- _Goal_: Pick out every line with the word "title" and copy it.

- _Supplied records_:
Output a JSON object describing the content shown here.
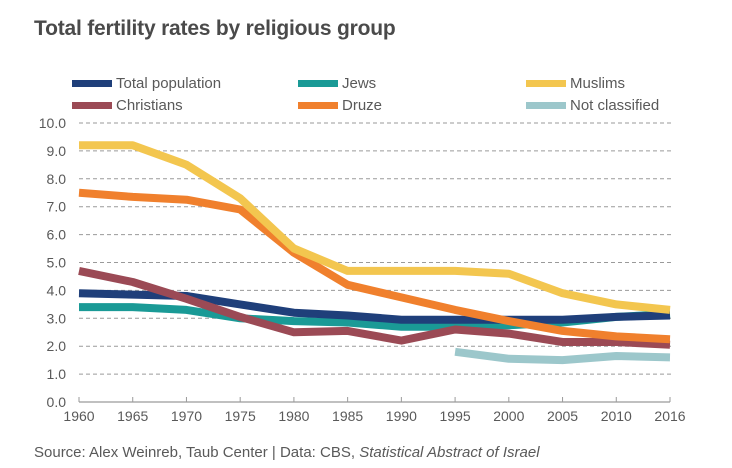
{
  "chart_data": {
    "type": "line",
    "title": "Total fertility rates by religious group",
    "xlabel": "",
    "ylabel": "",
    "x": [
      "1960",
      "1965",
      "1970",
      "1975",
      "1980",
      "1985",
      "1990",
      "1995",
      "2000",
      "2005",
      "2010",
      "2016"
    ],
    "ylim": [
      0,
      10
    ],
    "yticks": [
      "0.0",
      "1.0",
      "2.0",
      "3.0",
      "4.0",
      "5.0",
      "6.0",
      "7.0",
      "8.0",
      "9.0",
      "10.0"
    ],
    "grid": true,
    "legend_position": "top",
    "series": [
      {
        "name": "Total population",
        "color": "#1f3f7a",
        "values": [
          3.9,
          3.85,
          3.8,
          3.5,
          3.2,
          3.1,
          2.95,
          2.95,
          2.95,
          2.95,
          3.05,
          3.1
        ]
      },
      {
        "name": "Jews",
        "color": "#1a9a96",
        "values": [
          3.4,
          3.4,
          3.3,
          3.0,
          2.9,
          2.85,
          2.7,
          2.7,
          2.75,
          2.85,
          3.05,
          3.15
        ]
      },
      {
        "name": "Muslims",
        "color": "#f3c64f",
        "values": [
          9.2,
          9.2,
          8.5,
          7.3,
          5.5,
          4.7,
          4.7,
          4.7,
          4.6,
          3.9,
          3.5,
          3.3
        ]
      },
      {
        "name": "Christians",
        "color": "#9b4a55",
        "values": [
          4.7,
          4.3,
          3.7,
          3.05,
          2.5,
          2.55,
          2.2,
          2.6,
          2.45,
          2.15,
          2.15,
          2.05
        ]
      },
      {
        "name": "Druze",
        "color": "#f0802d",
        "values": [
          7.5,
          7.35,
          7.25,
          6.9,
          5.35,
          4.2,
          3.75,
          3.3,
          2.9,
          2.55,
          2.35,
          2.25
        ]
      },
      {
        "name": "Not classified",
        "color": "#9cc7cb",
        "values": [
          null,
          null,
          null,
          null,
          null,
          null,
          null,
          1.8,
          1.55,
          1.5,
          1.65,
          1.6
        ]
      }
    ]
  },
  "source": {
    "prefix": "Source: Alex Weinreb, Taub Center | Data: CBS, ",
    "publication": "Statistical Abstract of Israel"
  }
}
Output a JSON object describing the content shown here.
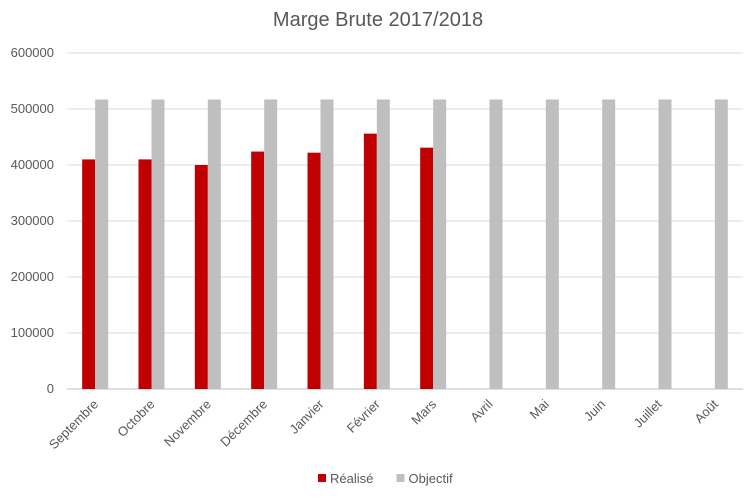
{
  "chart_data": {
    "type": "bar",
    "title": "Marge Brute 2017/2018",
    "xlabel": "",
    "ylabel": "",
    "ylim": [
      0,
      600000
    ],
    "yticks": [
      0,
      100000,
      200000,
      300000,
      400000,
      500000,
      600000
    ],
    "grid": true,
    "legend_position": "bottom",
    "categories": [
      "Septembre",
      "Octobre",
      "Novembre",
      "Décembre",
      "Janvier",
      "Février",
      "Mars",
      "Avril",
      "Mai",
      "Juin",
      "Juillet",
      "Août"
    ],
    "series": [
      {
        "name": "Réalisé",
        "color": "#c00000",
        "values": [
          410000,
          410000,
          400000,
          424000,
          422000,
          456000,
          431000,
          null,
          null,
          null,
          null,
          null
        ]
      },
      {
        "name": "Objectif",
        "color": "#bfbfbf",
        "values": [
          517000,
          517000,
          517000,
          517000,
          517000,
          517000,
          517000,
          517000,
          517000,
          517000,
          517000,
          517000
        ]
      }
    ]
  }
}
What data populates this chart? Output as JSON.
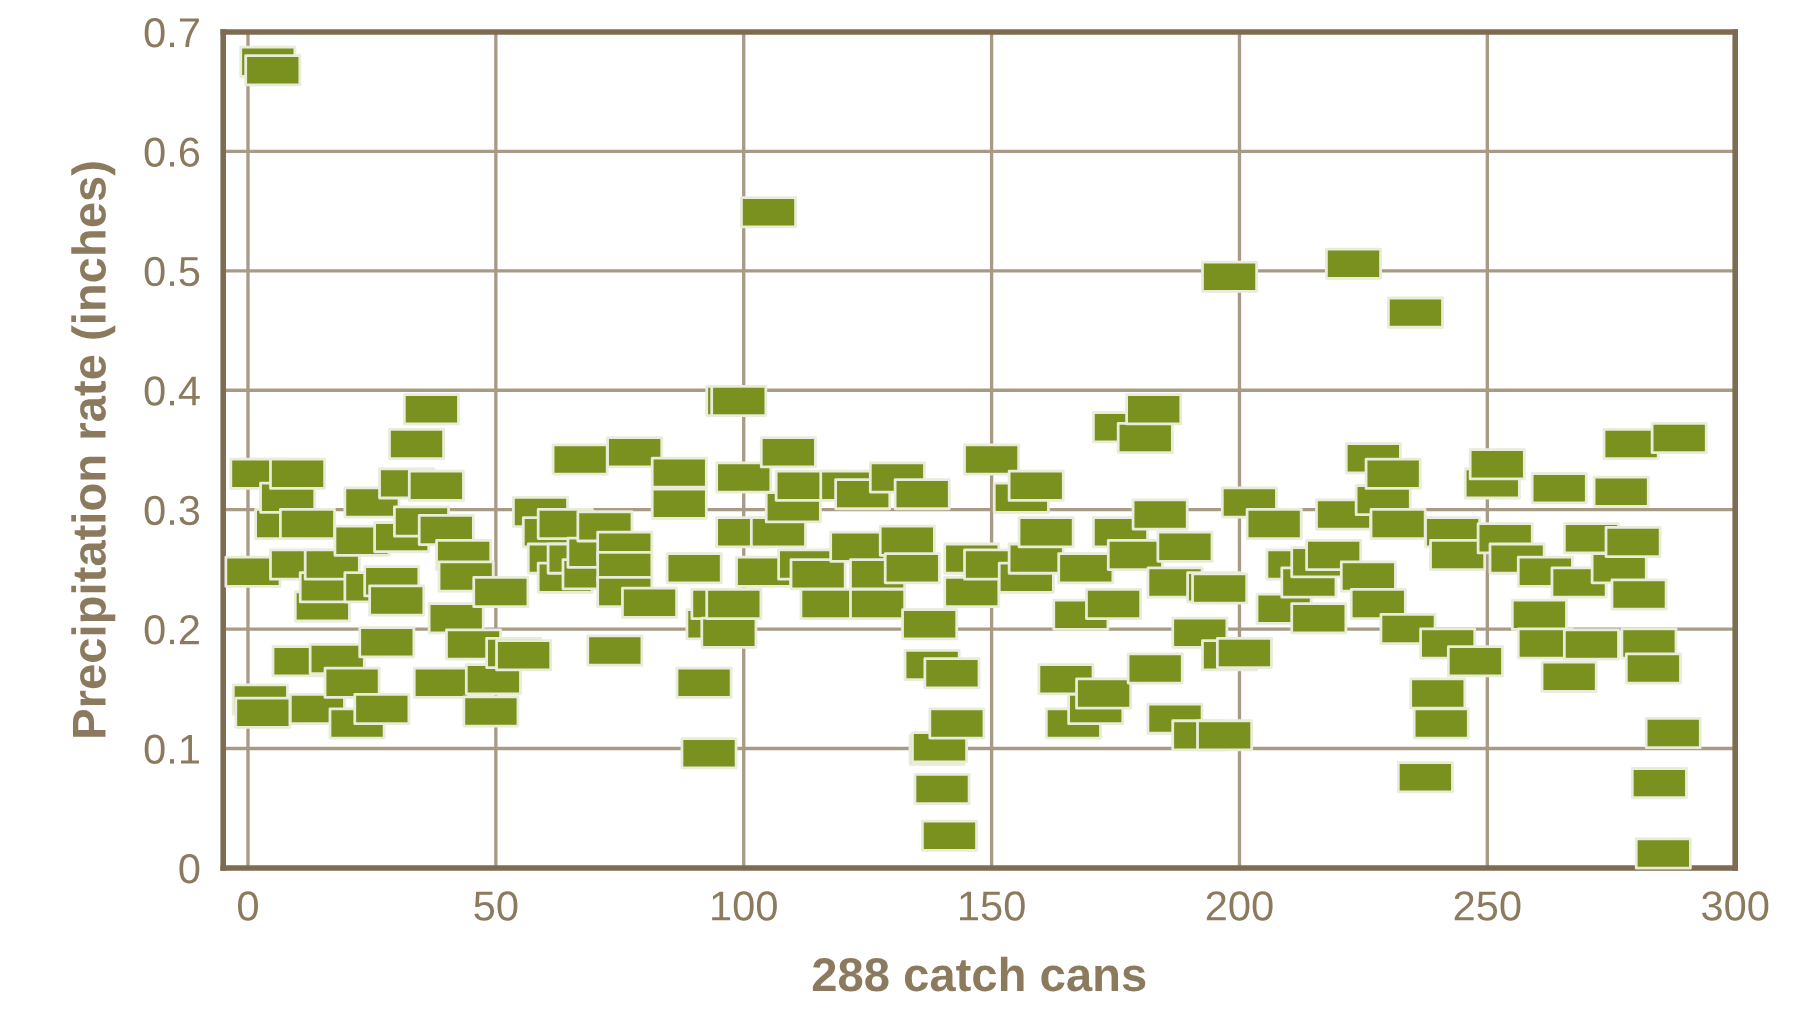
{
  "chart_data": {
    "type": "scatter",
    "xlabel": "288 catch cans",
    "ylabel": "Precipitation rate (inches)",
    "xlim": [
      -5,
      300
    ],
    "ylim": [
      0,
      0.7
    ],
    "xticks": [
      0,
      50,
      100,
      150,
      200,
      250,
      300
    ],
    "yticks": [
      0,
      0.1,
      0.2,
      0.3,
      0.4,
      0.5,
      0.6,
      0.7
    ],
    "grid": true,
    "marker": "square",
    "series": [
      {
        "color": "#7a9120",
        "x": [
          1,
          2,
          2.5,
          3,
          4,
          5,
          7,
          8,
          10,
          10,
          10.5,
          12,
          14,
          15,
          16,
          17,
          18,
          21,
          22,
          23,
          25,
          25,
          27,
          28,
          29,
          30,
          31,
          32,
          34,
          35,
          37,
          38,
          39,
          40,
          42,
          43.5,
          44,
          45.5,
          49,
          49.5,
          51,
          53.6,
          55.6,
          59,
          61,
          62,
          64,
          64,
          66,
          67,
          69,
          70,
          72,
          74,
          76,
          76,
          76,
          78,
          81,
          87,
          87,
          90,
          92,
          93,
          94,
          95,
          97,
          98,
          98,
          99,
          100,
          100,
          104,
          105,
          107,
          109,
          110,
          112,
          112.5,
          115,
          117,
          121,
          123,
          124,
          127,
          127,
          131,
          133,
          134,
          136,
          137.5,
          138,
          139,
          139.5,
          140,
          141.5,
          142,
          143,
          146,
          146,
          150,
          150,
          156,
          157,
          159,
          159,
          161,
          165,
          166.5,
          168,
          169,
          171,
          172.6,
          174.6,
          176,
          176,
          179,
          181,
          182.7,
          183,
          184,
          187,
          187,
          189,
          192,
          192,
          195,
          196,
          197,
          198,
          198,
          201,
          202,
          207,
          209,
          211,
          214,
          216,
          216,
          219,
          221,
          223,
          226,
          227,
          228,
          229,
          231,
          232,
          234,
          235.5,
          237.5,
          240,
          240.7,
          242,
          243,
          244,
          247.6,
          251,
          252,
          253.6,
          256,
          260.5,
          261.7,
          261.7,
          264.5,
          266.5,
          268.5,
          271,
          271,
          276.6,
          277,
          279,
          279.4,
          280.6,
          282.6,
          283.5,
          284.7,
          285.5,
          287.5,
          288.7
        ],
        "values": [
          0.248,
          0.33,
          0.141,
          0.13,
          0.675,
          0.668,
          0.288,
          0.31,
          0.33,
          0.254,
          0.173,
          0.288,
          0.133,
          0.219,
          0.235,
          0.254,
          0.175,
          0.155,
          0.121,
          0.274,
          0.306,
          0.235,
          0.133,
          0.189,
          0.24,
          0.224,
          0.277,
          0.322,
          0.355,
          0.29,
          0.384,
          0.32,
          0.155,
          0.283,
          0.209,
          0.262,
          0.244,
          0.187,
          0.131,
          0.158,
          0.231,
          0.18,
          0.178,
          0.298,
          0.281,
          0.259,
          0.288,
          0.243,
          0.259,
          0.342,
          0.246,
          0.264,
          0.286,
          0.182,
          0.269,
          0.252,
          0.231,
          0.348,
          0.222,
          0.331,
          0.305,
          0.251,
          0.155,
          0.096,
          0.204,
          0.221,
          0.197,
          0.391,
          0.221,
          0.391,
          0.327,
          0.281,
          0.248,
          0.549,
          0.281,
          0.348,
          0.302,
          0.32,
          0.254,
          0.246,
          0.221,
          0.32,
          0.269,
          0.313,
          0.246,
          0.221,
          0.327,
          0.274,
          0.251,
          0.313,
          0.204,
          0.17,
          0.099,
          0.101,
          0.066,
          0.027,
          0.163,
          0.121,
          0.259,
          0.231,
          0.342,
          0.254,
          0.31,
          0.243,
          0.32,
          0.259,
          0.281,
          0.158,
          0.121,
          0.212,
          0.251,
          0.133,
          0.146,
          0.221,
          0.369,
          0.281,
          0.262,
          0.36,
          0.384,
          0.167,
          0.296,
          0.239,
          0.125,
          0.269,
          0.197,
          0.111,
          0.235,
          0.234,
          0.111,
          0.495,
          0.178,
          0.18,
          0.306,
          0.288,
          0.217,
          0.254,
          0.239,
          0.256,
          0.209,
          0.262,
          0.296,
          0.506,
          0.244,
          0.343,
          0.221,
          0.308,
          0.33,
          0.288,
          0.2,
          0.465,
          0.076,
          0.146,
          0.121,
          0.188,
          0.281,
          0.262,
          0.173,
          0.322,
          0.338,
          0.276,
          0.259,
          0.212,
          0.248,
          0.188,
          0.318,
          0.16,
          0.239,
          0.276,
          0.187,
          0.251,
          0.315,
          0.355,
          0.273,
          0.229,
          0.188,
          0.167,
          0.071,
          0.012,
          0.113,
          0.36
        ]
      }
    ]
  }
}
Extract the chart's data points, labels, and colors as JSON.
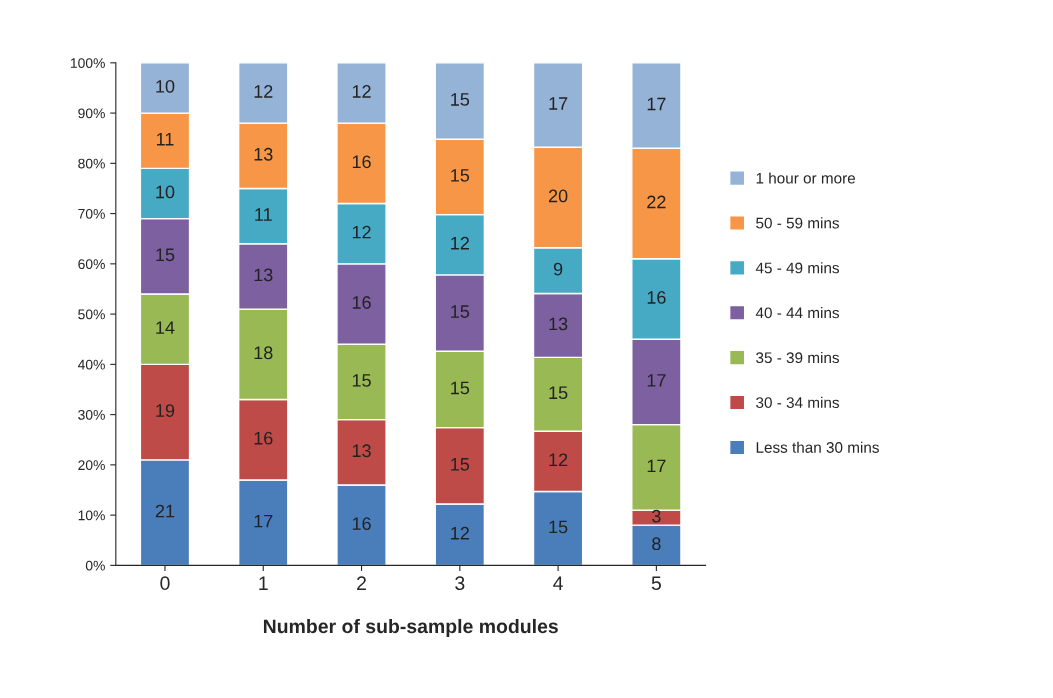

- _Complete response_:
    "title": "Total fertility rates by religious group",
    "title": "Marge Brute 2017/2018",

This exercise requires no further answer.